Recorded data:
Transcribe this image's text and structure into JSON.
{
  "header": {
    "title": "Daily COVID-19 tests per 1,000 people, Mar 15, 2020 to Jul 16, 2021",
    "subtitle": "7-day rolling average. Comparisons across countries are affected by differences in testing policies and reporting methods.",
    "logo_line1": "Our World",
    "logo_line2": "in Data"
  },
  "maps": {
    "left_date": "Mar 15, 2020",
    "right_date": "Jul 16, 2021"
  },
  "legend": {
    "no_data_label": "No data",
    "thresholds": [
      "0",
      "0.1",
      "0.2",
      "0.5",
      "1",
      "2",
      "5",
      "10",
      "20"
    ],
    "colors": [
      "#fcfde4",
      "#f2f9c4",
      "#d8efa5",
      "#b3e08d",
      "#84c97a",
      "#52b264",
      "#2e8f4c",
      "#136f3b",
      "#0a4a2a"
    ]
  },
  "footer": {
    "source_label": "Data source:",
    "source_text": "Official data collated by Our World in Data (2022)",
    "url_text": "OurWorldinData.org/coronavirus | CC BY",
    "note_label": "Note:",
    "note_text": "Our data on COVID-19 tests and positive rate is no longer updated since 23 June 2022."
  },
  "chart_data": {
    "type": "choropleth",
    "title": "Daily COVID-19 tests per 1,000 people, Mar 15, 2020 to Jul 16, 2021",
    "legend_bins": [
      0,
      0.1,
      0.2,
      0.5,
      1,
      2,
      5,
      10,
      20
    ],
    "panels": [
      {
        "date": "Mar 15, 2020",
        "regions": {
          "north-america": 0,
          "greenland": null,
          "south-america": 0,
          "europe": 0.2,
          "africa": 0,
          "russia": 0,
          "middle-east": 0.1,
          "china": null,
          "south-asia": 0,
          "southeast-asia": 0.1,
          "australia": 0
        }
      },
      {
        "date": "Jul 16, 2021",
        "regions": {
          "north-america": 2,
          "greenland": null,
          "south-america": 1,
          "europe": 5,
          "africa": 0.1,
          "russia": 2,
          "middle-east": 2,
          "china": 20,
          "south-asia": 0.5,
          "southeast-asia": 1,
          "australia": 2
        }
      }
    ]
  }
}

WORK INSTRUCTION >> Take the records above and copy them out exactly.

EXERCISE SOLUTION >>
Transcribe this image's text and structure into JSON.
{
  "header": {
    "title": "Daily COVID-19 tests per 1,000 people, Mar 15, 2020 to Jul 16, 2021",
    "subtitle": "7-day rolling average. Comparisons across countries are affected by differences in testing policies and reporting methods.",
    "logo_line1": "Our World",
    "logo_line2": "in Data"
  },
  "maps": {
    "left_date": "Mar 15, 2020",
    "right_date": "Jul 16, 2021"
  },
  "legend": {
    "no_data_label": "No data",
    "thresholds": [
      "0",
      "0.1",
      "0.2",
      "0.5",
      "1",
      "2",
      "5",
      "10",
      "20"
    ],
    "colors": [
      "#fcfde4",
      "#f2f9c4",
      "#d8efa5",
      "#b3e08d",
      "#84c97a",
      "#52b264",
      "#2e8f4c",
      "#136f3b",
      "#0a4a2a"
    ]
  },
  "footer": {
    "source_label": "Data source:",
    "source_text": "Official data collated by Our World in Data (2022)",
    "url_text": "OurWorldinData.org/coronavirus | CC BY",
    "note_label": "Note:",
    "note_text": "Our data on COVID-19 tests and positive rate is no longer updated since 23 June 2022."
  },
  "chart_data": {
    "type": "choropleth",
    "title": "Daily COVID-19 tests per 1,000 people, Mar 15, 2020 to Jul 16, 2021",
    "legend_bins": [
      0,
      0.1,
      0.2,
      0.5,
      1,
      2,
      5,
      10,
      20
    ],
    "panels": [
      {
        "date": "Mar 15, 2020",
        "regions": {
          "north-america": 0,
          "greenland": null,
          "south-america": 0,
          "europe": 0.2,
          "africa": 0,
          "russia": 0,
          "middle-east": 0.1,
          "china": null,
          "south-asia": 0,
          "southeast-asia": 0.1,
          "australia": 0
        }
      },
      {
        "date": "Jul 16, 2021",
        "regions": {
          "north-america": 2,
          "greenland": null,
          "south-america": 1,
          "europe": 5,
          "africa": 0.1,
          "russia": 2,
          "middle-east": 2,
          "china": 20,
          "south-asia": 0.5,
          "southeast-asia": 1,
          "australia": 2
        }
      }
    ]
  }
}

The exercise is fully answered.